**Compiti da svolgere:**
• A. Nell'articolo sul referendum ticinese, quale partito ha proposto il quesito?
• B. Trascrivi dall'articolo sul referendum ticinese il passo che comincia con "L’Ufficio federale di" e prosegue fino a "erano quasi 300mila.".

La Svizzera isola i lavoratori stranieri. Grandi rischi anche per la sua economia


Il  paese che vorrebbe far lavorare soltanto i suoi cittadini

BERNA. È stato approvato dai cittadini del Canton Ticino in Svizzera il referendum di iniziativa popolare “Prima i nostri”. La sostanza del quesito, proposto dal partito di destra UDC, da votare riguarda le maggiori restrizioni per i lavoratori stranieri. Il referendum è passato con il 58% di sì contro il 397% di no. In pratica i promotori hanno chiesto che nel mondo del lavoro, a parità di qualifiche professionali, venga privilegiato che vive sul territorio svizzero.

Fuori dal Paese elvetico le prime critiche sono arrivate dal presidente della Regione Lombardia Roberto Maroni che su Facebook ha scritto: “Il Canton Ticino ha votato per bloccare l’ingresso a decine di migliaia di lavoratori lombardi (lavoratori, non immigrati clandestini) che ogni giorno attraversano il confine per lavorare (regolarmente) in Svizzera. L’esito del referendum è chiaro: il popolo sovrano si è espresso, viva la democrazia diretta. Accettiamo l’esito del referendum, naturalmente, ma vigileremo perché ciò non si traduca in una lesione dei diritti dei nostri concittadini lombardi o (peggio) nella introduzione di discriminazioni o violazioni delle norme che tutelano i nostri lavoratori. A partire da subito, dunque, la Regione Lombardia predisporrà le adeguate contromisure per difendere i diritti dei nostri concittadini lavoratori”.

Anche il Ministro degli Esteri Paolo Gentiloni è intervenuto, su Twitter: “Il referendum anti frontalieri che si è tenuto nel Canton Ticino non ha per ora effetti pratici, ma senza libera circolazione delle persone i rapporti Svizzera-Ue sono a rischio”.

I frontalieri che lavorano in Ticino sono oltre 62mila e provengono principalmente dalle province di Varese e Como, Verbano-Cusio-Ossola (zone di Intra, Domodossola, Valle Vigezzo) e sono parecchi i pendolari italiani che provengono da province più lontane rispetto a quelle di confine. In Canton Ticino, nel distretto meridionale svizzero di Mendrisio il numero dei frontalieri occupati supera quello dei lavoratori locali in particolare nei settori delle costruzioni edilizie, dell’industria e del terziario.

L’Ufficio federale di statistica UST rileva che nel 2001 – prima dell’entrata in vigore dell’Accordo sulla libera circolazione delle persone tra Svizzera e Unione europea – nella Confederazione elvetica lavoravano poco più di 151mila pendolari transfrontalieri. Nel secondo trimestre del 2015 erano quasi 300mila.

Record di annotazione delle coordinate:
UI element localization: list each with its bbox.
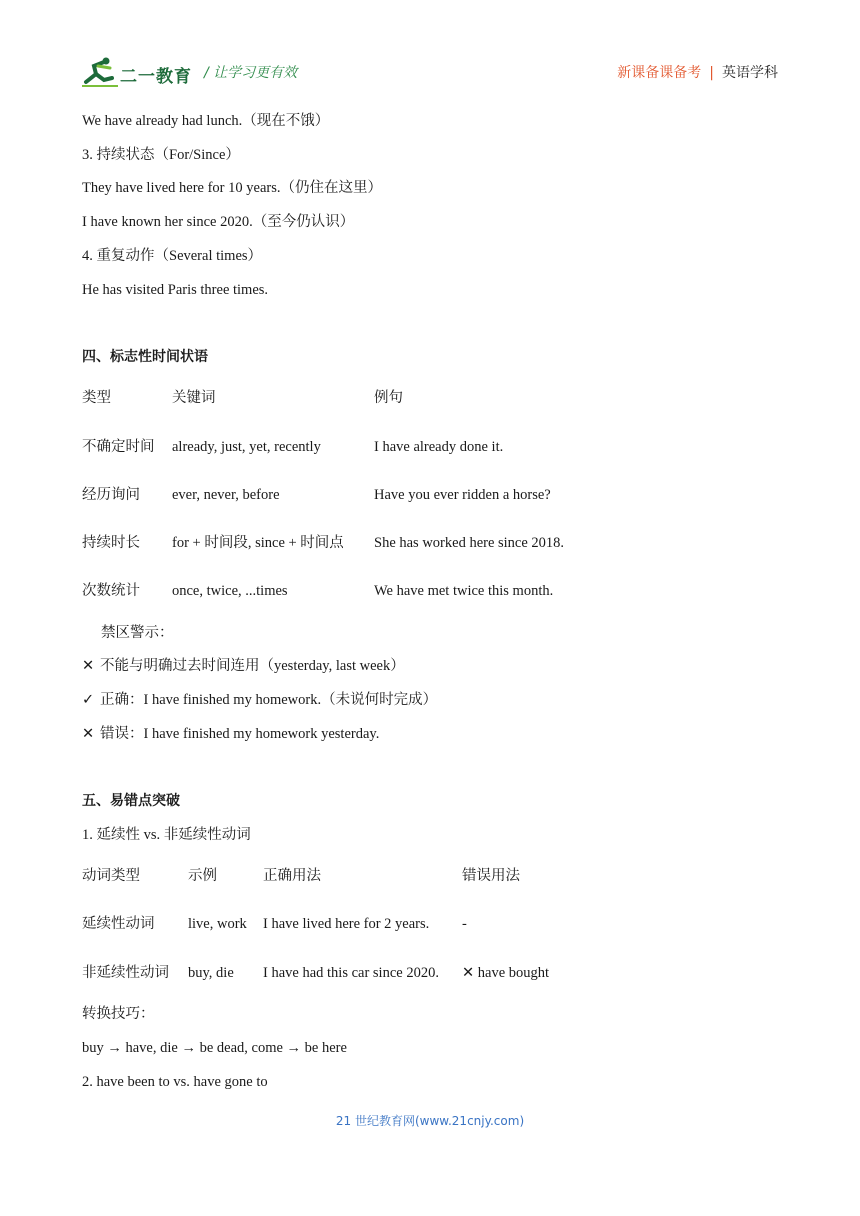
table-cell: 次数统计 [82, 583, 140, 599]
table-cell: 不确定时间 [82, 439, 155, 455]
warning-text: 错误：I have finished my homework yesterday. [100, 726, 380, 742]
table-cell: 延续性动词 [82, 916, 155, 932]
header-separator: | [709, 65, 714, 81]
table-cell: once, twice, ...times [172, 583, 288, 599]
logo-text: 二一教育 [120, 67, 192, 87]
table-cell: We have met twice this month. [374, 583, 554, 599]
text-line: 3. 持续状态（For/Since） [82, 147, 240, 163]
table-cell: live, work [188, 916, 247, 932]
text-line: 4. 重复动作（Several times） [82, 248, 263, 264]
text-line: They have lived here for 10 years.（仍住在这里） [82, 180, 382, 196]
section-subtitle: 1. 延续性 vs. 非延续性动词 [82, 827, 251, 843]
warning-text: 不能与明确过去时间连用（yesterday, last week） [100, 658, 405, 674]
table-cell: 持续时长 [82, 535, 140, 551]
table-header: 关键词 [172, 390, 216, 406]
header-course: 新课备课备考 [617, 65, 702, 81]
warning-item [82, 724, 379, 744]
table-cell: ever, never, before [172, 487, 280, 503]
table-cell: Have you ever ridden a horse? [374, 487, 551, 503]
header-subject: 英语学科 [722, 65, 778, 81]
warning-item [82, 690, 437, 710]
warning-item [82, 656, 405, 676]
section-title: 四、标志性时间状语 [82, 349, 208, 365]
table-cell: 非延续性动词 [82, 965, 169, 981]
table-cell: for + 时间段, since + 时间点 [172, 535, 344, 551]
table-header: 例句 [374, 390, 403, 406]
next-heading: 2. have been to vs. have gone to [82, 1074, 268, 1090]
tip-text: buy → have, die → be dead, come → be here [82, 1040, 347, 1056]
page-header [82, 52, 778, 92]
table-header: 动词类型 [82, 868, 140, 884]
table-cell: I have had this car since 2020. [263, 965, 439, 981]
warning-text: 正确：I have finished my homework.（未说何时完成） [100, 692, 438, 708]
table-cell: I have lived here for 2 years. [263, 916, 430, 932]
table-header: 正确用法 [263, 868, 321, 884]
cross-icon: ✕ [82, 726, 95, 742]
header-slogan: / 让学习更有效 [204, 65, 298, 81]
table-cell: I have already done it. [374, 439, 504, 455]
cross-icon: ✕ [82, 658, 95, 674]
text-line: I have known her since 2020.（至今仍认识） [82, 214, 355, 230]
table-header: 错误用法 [462, 868, 520, 884]
tip-label: 转换技巧： [82, 1006, 155, 1022]
runner-logo-icon [82, 56, 122, 88]
table-cell: 经历询问 [82, 487, 140, 503]
table-cell: ✕ have bought [462, 965, 550, 981]
table-header: 类型 [82, 390, 111, 406]
table-cell: buy, die [188, 965, 234, 981]
table-cell: She has worked here since 2018. [374, 535, 565, 551]
text-line: We have already had lunch.（现在不饿） [82, 113, 330, 129]
warning-label: 禁区警示： [101, 625, 174, 641]
section-title: 五、易错点突破 [82, 793, 180, 809]
table-cell: - [462, 916, 467, 932]
check-icon: ✓ [82, 692, 95, 708]
logo [82, 56, 192, 88]
table-cell: already, just, yet, recently [172, 439, 321, 455]
table-header: 示例 [188, 868, 217, 884]
text-line: He has visited Paris three times. [82, 282, 269, 298]
page-footer: 21 世纪教育网(www.21cnjy.com) [335, 1114, 525, 1128]
header-right [617, 62, 778, 82]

**Risposte ai compiti:**
• A. Il partito di destra UDC.

• B.
L’Ufficio federale di statistica UST rileva che nel 2001 – prima dell’entrata in vigore dell’Accordo sulla libera circolazione delle persone tra Svizzera e Unione europea – nella Confederazione elvetica lavoravano poco più di 151mila pendolari transfrontalieri. Nel secondo trimestre del 2015 erano quasi 300mila.